-- START OF Article --

Friday, January 19, 2007

A slice of sunshine

Once in a very odd while, you feel like getting on to a rooftop and crowing gustily: "We still make movies the rest of the world can watch and feel proud of." And once in a very odd while, does a movie come that gnaws your heart so bad, you feel like rushing out of the cinema hall midway just because you can't take all that reality.
Veyyil should redeem that faith: neither the rat-infested aisles of Annai Abhirami nor the frequent drunken snithering of a lout seated halfway across mattered. The movie rises above cliches: neither is its realism stark nor is it stylised, it is realism as you and me live it.
One wonders what it is about Shankar that makes him such a good producer--first Kadhal and now this--but a kitschy director.
The day I went, there were hardly twenty people in the hall, and even that was a desultory crowd. Veyyil has had its run and will never be outwished.

-- END OF Article --
-- START OF Records shown --

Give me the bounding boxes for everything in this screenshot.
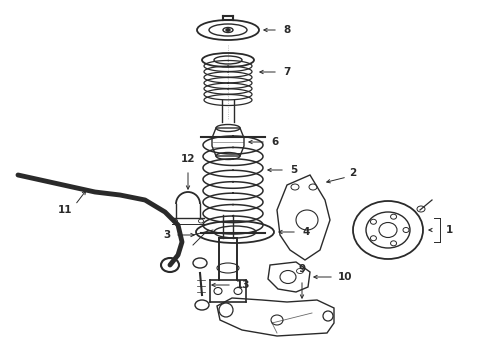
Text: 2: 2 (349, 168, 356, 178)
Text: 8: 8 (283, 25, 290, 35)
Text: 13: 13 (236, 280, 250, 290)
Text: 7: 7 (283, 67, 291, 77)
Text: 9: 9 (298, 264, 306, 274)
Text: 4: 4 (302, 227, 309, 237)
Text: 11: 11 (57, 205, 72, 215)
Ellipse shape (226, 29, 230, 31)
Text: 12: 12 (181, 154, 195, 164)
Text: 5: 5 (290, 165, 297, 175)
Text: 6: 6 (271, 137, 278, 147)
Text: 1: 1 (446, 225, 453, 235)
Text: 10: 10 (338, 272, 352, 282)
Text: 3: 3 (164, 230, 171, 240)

-- END OF Records shown --
-- START OF Records shown --

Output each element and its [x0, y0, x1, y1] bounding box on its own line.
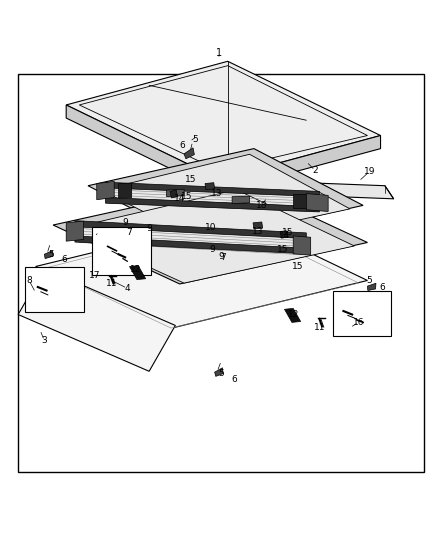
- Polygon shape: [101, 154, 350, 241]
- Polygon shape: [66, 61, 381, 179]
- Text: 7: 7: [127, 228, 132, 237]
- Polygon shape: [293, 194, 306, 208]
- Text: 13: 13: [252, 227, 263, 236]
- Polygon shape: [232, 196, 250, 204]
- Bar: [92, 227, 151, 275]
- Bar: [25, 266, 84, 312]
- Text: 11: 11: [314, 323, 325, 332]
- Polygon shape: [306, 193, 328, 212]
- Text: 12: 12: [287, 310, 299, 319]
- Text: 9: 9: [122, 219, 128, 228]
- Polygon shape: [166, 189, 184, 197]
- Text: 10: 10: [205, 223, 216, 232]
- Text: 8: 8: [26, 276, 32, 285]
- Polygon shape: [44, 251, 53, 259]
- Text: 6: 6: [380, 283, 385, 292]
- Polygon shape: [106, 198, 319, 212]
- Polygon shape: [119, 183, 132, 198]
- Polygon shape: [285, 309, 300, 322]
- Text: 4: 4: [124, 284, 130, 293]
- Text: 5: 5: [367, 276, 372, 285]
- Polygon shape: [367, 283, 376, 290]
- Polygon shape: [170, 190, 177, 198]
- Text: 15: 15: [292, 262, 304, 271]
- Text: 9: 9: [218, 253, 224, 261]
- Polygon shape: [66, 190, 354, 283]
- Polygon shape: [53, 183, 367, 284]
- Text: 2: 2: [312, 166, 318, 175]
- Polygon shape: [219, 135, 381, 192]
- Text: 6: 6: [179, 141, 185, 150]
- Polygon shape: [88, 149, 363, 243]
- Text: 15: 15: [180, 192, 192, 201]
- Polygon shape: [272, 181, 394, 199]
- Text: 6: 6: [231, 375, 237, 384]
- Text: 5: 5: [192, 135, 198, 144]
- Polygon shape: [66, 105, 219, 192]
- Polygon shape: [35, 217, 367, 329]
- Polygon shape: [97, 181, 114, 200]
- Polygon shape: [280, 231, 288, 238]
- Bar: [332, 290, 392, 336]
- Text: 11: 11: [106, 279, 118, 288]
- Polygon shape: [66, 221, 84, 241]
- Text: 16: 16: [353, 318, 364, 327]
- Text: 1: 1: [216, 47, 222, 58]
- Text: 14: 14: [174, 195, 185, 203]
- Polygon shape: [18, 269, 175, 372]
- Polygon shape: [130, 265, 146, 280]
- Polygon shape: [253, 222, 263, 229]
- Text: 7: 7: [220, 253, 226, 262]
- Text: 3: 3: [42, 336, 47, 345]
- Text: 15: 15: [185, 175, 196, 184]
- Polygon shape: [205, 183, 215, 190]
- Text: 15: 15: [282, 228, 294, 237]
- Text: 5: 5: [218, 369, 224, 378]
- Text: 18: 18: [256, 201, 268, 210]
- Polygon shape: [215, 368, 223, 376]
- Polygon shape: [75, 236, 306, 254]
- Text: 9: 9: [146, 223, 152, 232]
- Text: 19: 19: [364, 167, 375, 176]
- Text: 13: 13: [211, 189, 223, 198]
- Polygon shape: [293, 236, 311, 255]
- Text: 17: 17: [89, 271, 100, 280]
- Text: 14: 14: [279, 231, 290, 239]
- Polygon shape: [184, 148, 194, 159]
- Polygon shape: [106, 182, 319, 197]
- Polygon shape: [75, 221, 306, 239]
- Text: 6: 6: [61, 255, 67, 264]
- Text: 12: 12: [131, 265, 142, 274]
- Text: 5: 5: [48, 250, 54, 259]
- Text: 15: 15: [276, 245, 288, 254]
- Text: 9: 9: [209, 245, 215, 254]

-- END OF Records shown --

Objective 1:
In the Veyyil review, reproduce word for word the passage from "One wonders what" to "never be outwished.".
Objective 2:
Answer these questions from the Veyyil review:
(a) Which cinema does the review name as the place with rat-infested aisles?
(b) Which film besides Veyyil does the review name as one produced by Shankar?
(c) About how many people were in the hall on the day the reviewer went?

Task output 1:
One wonders what it is about Shankar that makes him such a good producer--first Kadhal and now this--but a kitschy director.
The day I went, there were hardly twenty people in the hall, and even that was a desultory crowd. Veyyil has had its run and will never be outwished.

Task output 2:
(a) Annai Abhirami
(b) Kadhal
(c) Hardly twenty